Extracted records:

** BEGIN **

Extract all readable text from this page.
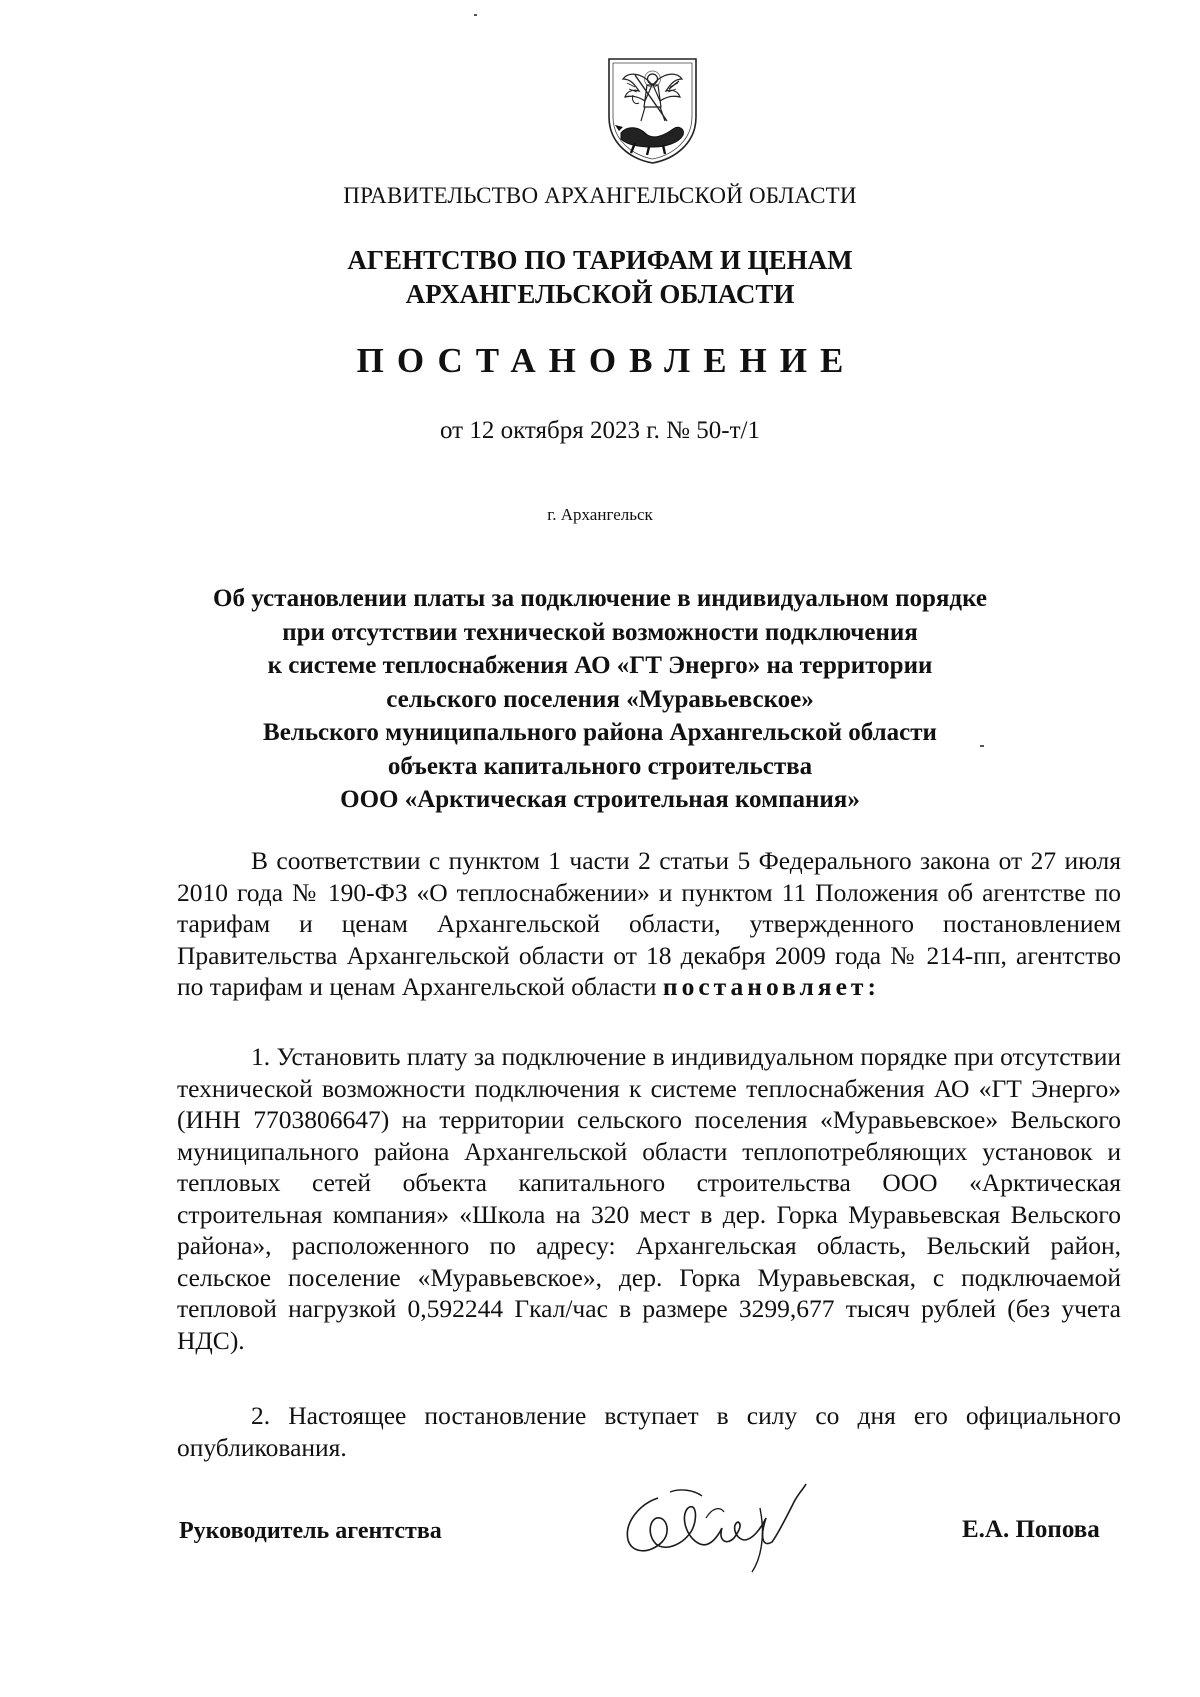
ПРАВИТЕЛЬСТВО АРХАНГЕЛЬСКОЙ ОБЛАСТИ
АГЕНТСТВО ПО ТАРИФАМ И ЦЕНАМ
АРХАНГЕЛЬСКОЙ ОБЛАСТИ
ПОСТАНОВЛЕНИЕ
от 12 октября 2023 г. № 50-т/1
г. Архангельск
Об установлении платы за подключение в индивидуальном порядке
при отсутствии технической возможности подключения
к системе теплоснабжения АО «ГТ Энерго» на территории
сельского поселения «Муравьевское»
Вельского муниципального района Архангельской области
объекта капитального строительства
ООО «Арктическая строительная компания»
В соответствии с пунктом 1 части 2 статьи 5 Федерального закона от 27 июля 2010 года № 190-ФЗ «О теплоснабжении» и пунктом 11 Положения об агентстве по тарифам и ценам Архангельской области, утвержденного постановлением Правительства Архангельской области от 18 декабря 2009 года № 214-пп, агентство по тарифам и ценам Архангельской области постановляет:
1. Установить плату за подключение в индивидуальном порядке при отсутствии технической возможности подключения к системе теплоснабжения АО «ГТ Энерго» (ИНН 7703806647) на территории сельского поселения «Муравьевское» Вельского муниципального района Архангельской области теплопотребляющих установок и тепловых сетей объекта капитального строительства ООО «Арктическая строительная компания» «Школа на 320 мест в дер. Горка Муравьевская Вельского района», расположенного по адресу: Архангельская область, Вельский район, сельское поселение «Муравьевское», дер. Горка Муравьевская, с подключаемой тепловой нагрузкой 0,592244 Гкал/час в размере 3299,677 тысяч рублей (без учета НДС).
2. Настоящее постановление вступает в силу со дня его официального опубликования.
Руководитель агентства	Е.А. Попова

** END **

The entries above are to be returned exactly, without their pictures.

RESPONSE TO THE TASK
Extract all readable text from this page.
ПРАВИТЕЛЬСТВО АРХАНГЕЛЬСКОЙ ОБЛАСТИ
АГЕНТСТВО ПО ТАРИФАМ И ЦЕНАМ
АРХАНГЕЛЬСКОЙ ОБЛАСТИ
ПОСТАНОВЛЕНИЕ
от 12 октября 2023 г. № 50-т/1
г. Архангельск
Об установлении платы за подключение в индивидуальном порядке
при отсутствии технической возможности подключения
к системе теплоснабжения АО «ГТ Энерго» на территории
сельского поселения «Муравьевское»
Вельского муниципального района Архангельской области
объекта капитального строительства
ООО «Арктическая строительная компания»
В соответствии с пунктом 1 части 2 статьи 5 Федерального закона от 27 июля 2010 года № 190-ФЗ «О теплоснабжении» и пунктом 11 Положения об агентстве по тарифам и ценам Архангельской области, утвержденного постановлением Правительства Архангельской области от 18 декабря 2009 года № 214-пп, агентство по тарифам и ценам Архангельской области постановляет:
1. Установить плату за подключение в индивидуальном порядке при отсутствии технической возможности подключения к системе теплоснабжения АО «ГТ Энерго» (ИНН 7703806647) на территории сельского поселения «Муравьевское» Вельского муниципального района Архангельской области теплопотребляющих установок и тепловых сетей объекта капитального строительства ООО «Арктическая строительная компания» «Школа на 320 мест в дер. Горка Муравьевская Вельского района», расположенного по адресу: Архангельская область, Вельский район, сельское поселение «Муравьевское», дер. Горка Муравьевская, с подключаемой тепловой нагрузкой 0,592244 Гкал/час в размере 3299,677 тысяч рублей (без учета НДС).
2. Настоящее постановление вступает в силу со дня его официального опубликования.
Руководитель агентства	Е.А. Попова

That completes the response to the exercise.